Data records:
* begin *

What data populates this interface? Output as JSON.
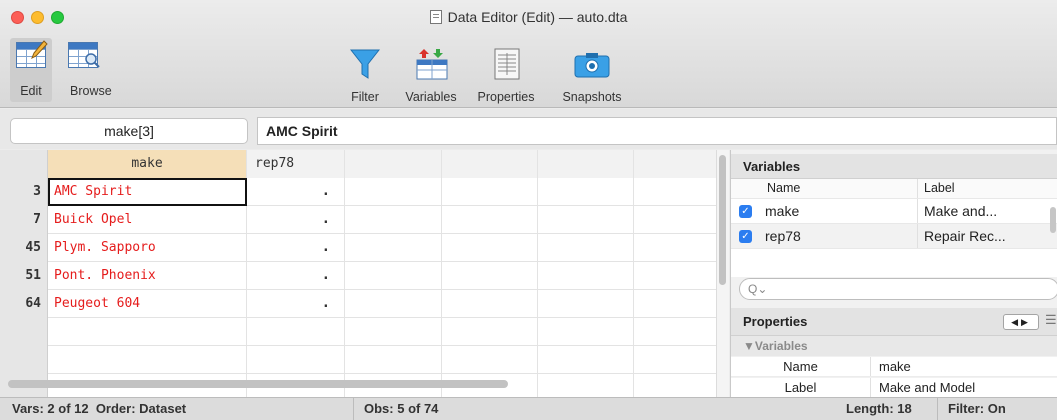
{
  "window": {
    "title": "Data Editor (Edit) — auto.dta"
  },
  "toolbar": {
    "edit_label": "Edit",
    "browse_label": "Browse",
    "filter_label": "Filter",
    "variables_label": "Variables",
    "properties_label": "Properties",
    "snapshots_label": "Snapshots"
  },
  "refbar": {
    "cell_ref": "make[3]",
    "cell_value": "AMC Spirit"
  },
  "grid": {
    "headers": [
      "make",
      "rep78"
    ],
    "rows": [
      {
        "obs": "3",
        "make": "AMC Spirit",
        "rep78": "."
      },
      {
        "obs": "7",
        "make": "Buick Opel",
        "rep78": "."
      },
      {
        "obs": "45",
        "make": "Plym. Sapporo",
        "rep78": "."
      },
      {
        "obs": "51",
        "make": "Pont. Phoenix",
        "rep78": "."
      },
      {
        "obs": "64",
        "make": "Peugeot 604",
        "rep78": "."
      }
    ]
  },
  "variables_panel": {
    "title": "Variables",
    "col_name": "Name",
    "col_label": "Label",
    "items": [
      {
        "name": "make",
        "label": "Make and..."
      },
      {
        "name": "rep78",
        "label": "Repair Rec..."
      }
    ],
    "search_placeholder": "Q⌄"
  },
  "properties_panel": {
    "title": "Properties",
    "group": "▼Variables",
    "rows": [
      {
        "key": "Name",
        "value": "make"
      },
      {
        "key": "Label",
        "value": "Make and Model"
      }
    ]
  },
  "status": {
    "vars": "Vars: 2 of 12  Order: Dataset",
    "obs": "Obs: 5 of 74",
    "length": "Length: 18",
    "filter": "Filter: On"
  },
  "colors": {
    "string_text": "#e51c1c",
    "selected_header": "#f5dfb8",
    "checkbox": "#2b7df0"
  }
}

* end *
* begin *

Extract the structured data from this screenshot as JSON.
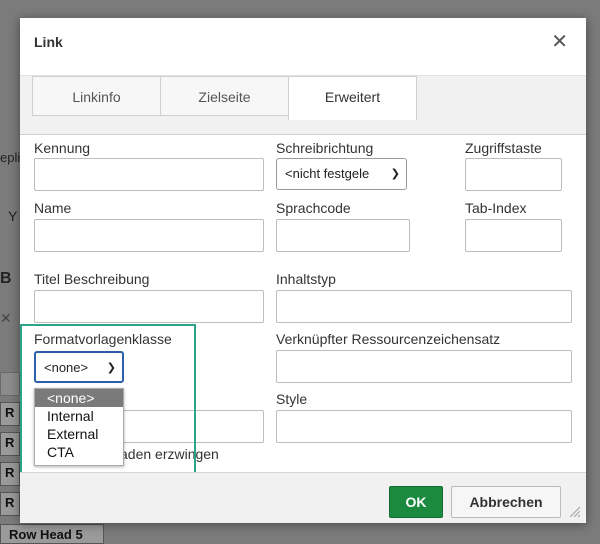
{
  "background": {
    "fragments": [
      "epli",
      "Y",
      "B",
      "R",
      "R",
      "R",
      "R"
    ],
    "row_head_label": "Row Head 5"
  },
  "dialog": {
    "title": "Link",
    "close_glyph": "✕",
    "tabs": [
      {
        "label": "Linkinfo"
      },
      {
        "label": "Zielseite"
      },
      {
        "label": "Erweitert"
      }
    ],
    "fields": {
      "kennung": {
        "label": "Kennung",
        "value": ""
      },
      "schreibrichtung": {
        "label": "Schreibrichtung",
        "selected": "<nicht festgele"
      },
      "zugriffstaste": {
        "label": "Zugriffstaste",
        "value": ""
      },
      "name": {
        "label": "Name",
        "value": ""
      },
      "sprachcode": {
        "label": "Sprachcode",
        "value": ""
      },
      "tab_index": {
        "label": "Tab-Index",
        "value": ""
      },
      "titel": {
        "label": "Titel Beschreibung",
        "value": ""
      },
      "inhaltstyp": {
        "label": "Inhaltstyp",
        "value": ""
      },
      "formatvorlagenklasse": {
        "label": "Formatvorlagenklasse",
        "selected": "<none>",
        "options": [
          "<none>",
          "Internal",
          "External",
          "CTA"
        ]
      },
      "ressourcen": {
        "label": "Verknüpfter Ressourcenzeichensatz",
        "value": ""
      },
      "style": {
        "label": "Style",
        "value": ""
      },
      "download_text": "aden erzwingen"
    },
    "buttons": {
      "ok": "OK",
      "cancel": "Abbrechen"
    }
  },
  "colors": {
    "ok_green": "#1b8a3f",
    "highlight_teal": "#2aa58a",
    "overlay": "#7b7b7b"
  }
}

* end *

Filter the records down to the lines that contain the string "this", and copy those lines.

What data populates this interface? Output as JSON.
Extract the structured data from this screenshot as JSON.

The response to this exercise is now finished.